▶ Aim: Output all the material that follows, exactly as given.

** Begin **

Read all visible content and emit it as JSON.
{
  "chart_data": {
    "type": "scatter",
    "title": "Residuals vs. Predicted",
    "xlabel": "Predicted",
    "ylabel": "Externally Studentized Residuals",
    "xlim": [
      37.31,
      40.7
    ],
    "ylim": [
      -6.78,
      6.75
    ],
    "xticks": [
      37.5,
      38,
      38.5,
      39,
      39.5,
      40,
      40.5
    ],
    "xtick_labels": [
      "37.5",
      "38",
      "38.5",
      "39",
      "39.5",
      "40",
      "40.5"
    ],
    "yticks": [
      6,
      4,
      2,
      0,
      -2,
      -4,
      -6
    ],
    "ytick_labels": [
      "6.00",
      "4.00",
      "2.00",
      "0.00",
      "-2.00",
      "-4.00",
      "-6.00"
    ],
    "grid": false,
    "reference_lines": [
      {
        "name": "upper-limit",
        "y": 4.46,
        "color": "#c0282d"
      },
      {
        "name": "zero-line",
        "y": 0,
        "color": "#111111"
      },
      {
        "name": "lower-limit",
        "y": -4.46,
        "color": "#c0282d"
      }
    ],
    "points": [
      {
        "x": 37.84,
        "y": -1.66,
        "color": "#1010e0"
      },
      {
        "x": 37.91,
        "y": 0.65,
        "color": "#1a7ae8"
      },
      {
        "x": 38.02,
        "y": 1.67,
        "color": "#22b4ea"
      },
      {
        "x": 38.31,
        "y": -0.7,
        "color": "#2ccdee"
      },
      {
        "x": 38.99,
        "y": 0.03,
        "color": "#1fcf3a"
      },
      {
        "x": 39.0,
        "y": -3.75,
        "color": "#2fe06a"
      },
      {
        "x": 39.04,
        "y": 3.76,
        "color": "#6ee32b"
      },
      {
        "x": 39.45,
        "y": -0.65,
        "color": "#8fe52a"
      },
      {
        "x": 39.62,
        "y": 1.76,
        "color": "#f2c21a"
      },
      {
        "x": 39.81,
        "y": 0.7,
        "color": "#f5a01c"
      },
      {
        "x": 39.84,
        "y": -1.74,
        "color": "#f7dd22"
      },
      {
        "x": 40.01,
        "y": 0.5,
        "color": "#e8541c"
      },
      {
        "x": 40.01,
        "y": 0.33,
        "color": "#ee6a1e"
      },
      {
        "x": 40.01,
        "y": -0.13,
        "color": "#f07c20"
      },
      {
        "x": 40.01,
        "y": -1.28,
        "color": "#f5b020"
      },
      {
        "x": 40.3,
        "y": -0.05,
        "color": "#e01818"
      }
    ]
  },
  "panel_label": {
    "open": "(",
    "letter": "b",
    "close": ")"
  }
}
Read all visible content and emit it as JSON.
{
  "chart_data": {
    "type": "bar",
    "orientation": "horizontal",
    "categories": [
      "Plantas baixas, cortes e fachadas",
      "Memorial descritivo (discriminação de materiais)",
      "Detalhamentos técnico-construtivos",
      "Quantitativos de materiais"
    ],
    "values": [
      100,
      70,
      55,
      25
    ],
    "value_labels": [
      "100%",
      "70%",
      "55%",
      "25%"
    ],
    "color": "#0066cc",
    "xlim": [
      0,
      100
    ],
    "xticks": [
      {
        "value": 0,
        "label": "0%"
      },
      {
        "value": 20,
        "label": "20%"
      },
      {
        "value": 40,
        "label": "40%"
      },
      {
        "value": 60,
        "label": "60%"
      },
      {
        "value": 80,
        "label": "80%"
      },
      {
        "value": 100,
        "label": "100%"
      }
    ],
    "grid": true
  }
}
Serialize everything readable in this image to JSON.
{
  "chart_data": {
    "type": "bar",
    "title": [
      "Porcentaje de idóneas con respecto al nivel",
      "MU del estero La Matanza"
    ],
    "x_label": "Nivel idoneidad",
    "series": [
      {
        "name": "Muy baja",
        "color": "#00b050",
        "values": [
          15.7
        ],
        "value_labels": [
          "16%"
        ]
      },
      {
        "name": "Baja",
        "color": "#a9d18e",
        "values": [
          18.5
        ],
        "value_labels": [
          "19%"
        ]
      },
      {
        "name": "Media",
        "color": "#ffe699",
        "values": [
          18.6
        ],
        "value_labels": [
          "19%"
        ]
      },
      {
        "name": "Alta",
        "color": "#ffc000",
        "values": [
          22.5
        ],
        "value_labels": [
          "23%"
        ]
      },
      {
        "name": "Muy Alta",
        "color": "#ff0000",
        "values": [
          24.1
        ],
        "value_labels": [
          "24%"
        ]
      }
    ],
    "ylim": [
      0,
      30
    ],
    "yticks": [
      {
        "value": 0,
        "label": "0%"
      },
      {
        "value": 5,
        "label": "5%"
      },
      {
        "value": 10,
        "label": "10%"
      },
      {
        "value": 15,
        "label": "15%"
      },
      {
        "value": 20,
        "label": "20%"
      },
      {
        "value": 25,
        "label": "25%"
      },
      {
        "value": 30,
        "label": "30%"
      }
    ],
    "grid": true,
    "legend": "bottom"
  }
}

** End **

▶ Output of the exercise:
Read all visible content and emit it as JSON.
{
  "chart_data": {
    "type": "scatter",
    "title": "Residuals vs. Predicted",
    "xlabel": "Predicted",
    "ylabel": "Externally Studentized Residuals",
    "xlim": [
      37.31,
      40.7
    ],
    "ylim": [
      -6.78,
      6.75
    ],
    "xticks": [
      37.5,
      38,
      38.5,
      39,
      39.5,
      40,
      40.5
    ],
    "xtick_labels": [
      "37.5",
      "38",
      "38.5",
      "39",
      "39.5",
      "40",
      "40.5"
    ],
    "yticks": [
      6,
      4,
      2,
      0,
      -2,
      -4,
      -6
    ],
    "ytick_labels": [
      "6.00",
      "4.00",
      "2.00",
      "0.00",
      "-2.00",
      "-4.00",
      "-6.00"
    ],
    "grid": false,
    "reference_lines": [
      {
        "name": "upper-limit",
        "y": 4.46,
        "color": "#c0282d"
      },
      {
        "name": "zero-line",
        "y": 0,
        "color": "#111111"
      },
      {
        "name": "lower-limit",
        "y": -4.46,
        "color": "#c0282d"
      }
    ],
    "points": [
      {
        "x": 37.84,
        "y": -1.66,
        "color": "#1010e0"
      },
      {
        "x": 37.91,
        "y": 0.65,
        "color": "#1a7ae8"
      },
      {
        "x": 38.02,
        "y": 1.67,
        "color": "#22b4ea"
      },
      {
        "x": 38.31,
        "y": -0.7,
        "color": "#2ccdee"
      },
      {
        "x": 38.99,
        "y": 0.03,
        "color": "#1fcf3a"
      },
      {
        "x": 39.0,
        "y": -3.75,
        "color": "#2fe06a"
      },
      {
        "x": 39.04,
        "y": 3.76,
        "color": "#6ee32b"
      },
      {
        "x": 39.45,
        "y": -0.65,
        "color": "#8fe52a"
      },
      {
        "x": 39.62,
        "y": 1.76,
        "color": "#f2c21a"
      },
      {
        "x": 39.81,
        "y": 0.7,
        "color": "#f5a01c"
      },
      {
        "x": 39.84,
        "y": -1.74,
        "color": "#f7dd22"
      },
      {
        "x": 40.01,
        "y": 0.5,
        "color": "#e8541c"
      },
      {
        "x": 40.01,
        "y": 0.33,
        "color": "#ee6a1e"
      },
      {
        "x": 40.01,
        "y": -0.13,
        "color": "#f07c20"
      },
      {
        "x": 40.01,
        "y": -1.28,
        "color": "#f5b020"
      },
      {
        "x": 40.3,
        "y": -0.05,
        "color": "#e01818"
      }
    ]
  },
  "panel_label": {
    "open": "(",
    "letter": "b",
    "close": ")"
  }
}
Read all visible content and emit it as JSON.
{
  "chart_data": {
    "type": "bar",
    "orientation": "horizontal",
    "categories": [
      "Plantas baixas, cortes e fachadas",
      "Memorial descritivo (discriminação de materiais)",
      "Detalhamentos técnico-construtivos",
      "Quantitativos de materiais"
    ],
    "values": [
      100,
      70,
      55,
      25
    ],
    "value_labels": [
      "100%",
      "70%",
      "55%",
      "25%"
    ],
    "color": "#0066cc",
    "xlim": [
      0,
      100
    ],
    "xticks": [
      {
        "value": 0,
        "label": "0%"
      },
      {
        "value": 20,
        "label": "20%"
      },
      {
        "value": 40,
        "label": "40%"
      },
      {
        "value": 60,
        "label": "60%"
      },
      {
        "value": 80,
        "label": "80%"
      },
      {
        "value": 100,
        "label": "100%"
      }
    ],
    "grid": true
  }
}
Serialize everything readable in this image to JSON.
{
  "chart_data": {
    "type": "bar",
    "title": [
      "Porcentaje de idóneas con respecto al nivel",
      "MU del estero La Matanza"
    ],
    "x_label": "Nivel idoneidad",
    "series": [
      {
        "name": "Muy baja",
        "color": "#00b050",
        "values": [
          15.7
        ],
        "value_labels": [
          "16%"
        ]
      },
      {
        "name": "Baja",
        "color": "#a9d18e",
        "values": [
          18.5
        ],
        "value_labels": [
          "19%"
        ]
      },
      {
        "name": "Media",
        "color": "#ffe699",
        "values": [
          18.6
        ],
        "value_labels": [
          "19%"
        ]
      },
      {
        "name": "Alta",
        "color": "#ffc000",
        "values": [
          22.5
        ],
        "value_labels": [
          "23%"
        ]
      },
      {
        "name": "Muy Alta",
        "color": "#ff0000",
        "values": [
          24.1
        ],
        "value_labels": [
          "24%"
        ]
      }
    ],
    "ylim": [
      0,
      30
    ],
    "yticks": [
      {
        "value": 0,
        "label": "0%"
      },
      {
        "value": 5,
        "label": "5%"
      },
      {
        "value": 10,
        "label": "10%"
      },
      {
        "value": 15,
        "label": "15%"
      },
      {
        "value": 20,
        "label": "20%"
      },
      {
        "value": 25,
        "label": "25%"
      },
      {
        "value": 30,
        "label": "30%"
      }
    ],
    "grid": true,
    "legend": "bottom"
  }
}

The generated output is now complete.